§ Record excerpts:
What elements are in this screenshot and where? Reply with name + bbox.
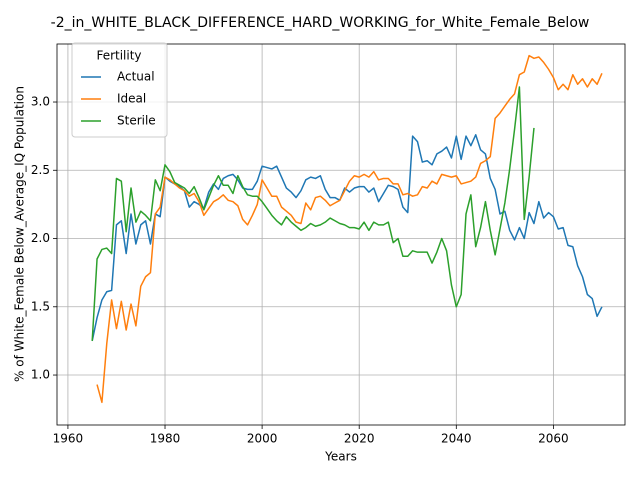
y-tick-label: 2.5 [31,163,50,177]
line-series [96,54,603,404]
x-tick-label: 2020 [344,432,375,446]
x-tick-label: 2000 [247,432,278,446]
legend: Fertility Actual Ideal Sterile [71,42,168,138]
x-tick-label: 1980 [150,432,181,446]
y-tick-label: 1.5 [31,299,50,313]
x-axis-label: Years [324,450,357,464]
line-series [91,86,535,341]
legend-label: Ideal [117,92,146,106]
legend-label: Sterile [117,114,156,128]
plot-frame [56,43,626,426]
legend-box [71,42,168,138]
y-tick-label: 2.0 [31,231,50,245]
y-tick-label: 3.0 [31,95,50,109]
x-tick-label: 2060 [538,432,569,446]
legend-label: Actual [117,70,155,84]
chart-title: -2_in_WHITE_BLACK_DIFFERENCE_HARD_WORKIN… [51,15,590,31]
y-tick-label: 1.0 [31,368,50,382]
y-axis-label: % of White_Female Below_Average_IQ Popul… [13,86,27,382]
x-tick-label: 2040 [441,432,472,446]
legend-title: Fertility [96,49,141,63]
line-series [91,134,603,342]
x-tick-label: 1960 [53,432,84,446]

§ Set task: Can you output every line of the rows above as a Markdown table with two columns, Number and Text, leaving out blank lines and the pictures?

§ Finished exercise:
| Number | Text |
|---|---|
| 1 | What elements are in this screenshot and where? Reply with name + bbox. |
| 2 | y-tick-label: 2.5 [31,163,50,177] |
| 3 | line-series [96,54,603,404] |
| 4 | x-tick-label: 2020 [344,432,375,446] |
| 5 | x-tick-label: 2000 [247,432,278,446] |
| 6 | legend: Fertility Actual Ideal Sterile [71,42,168,138] |
| 7 | x-tick-label: 1980 [150,432,181,446] |
| 8 | y-tick-label: 1.5 [31,299,50,313] |
| 9 | x-axis-label: Years [324,450,357,464] |
| 10 | line-series [91,86,535,341] |
| 11 | legend-label: Ideal [117,92,146,106] |
| 12 | legend-label: Sterile [117,114,156,128] |
| 13 | plot-frame [56,43,626,426] |
| 14 | legend-box [71,42,168,138] |
| 15 | y-tick-label: 2.0 [31,231,50,245] |
| 16 | y-tick-label: 3.0 [31,95,50,109] |
| 17 | x-tick-label: 2060 [538,432,569,446] |
| 18 | legend-label: Actual [117,70,155,84] |
| 19 | chart-title: -2_in_WHITE_BLACK_DIFFERENCE_HARD_WORKIN… [51,15,590,31] |
| 20 | y-tick-label: 1.0 [31,368,50,382] |
| 21 | y-axis-label: % of White_Female Below_Average_IQ Popul… [13,86,27,382] |
| 22 | x-tick-label: 2040 [441,432,472,446] |
| 23 | legend-title: Fertility [96,49,141,63] |
| 24 | line-series [91,134,603,342] |
| 25 | x-tick-label: 1960 [53,432,84,446] |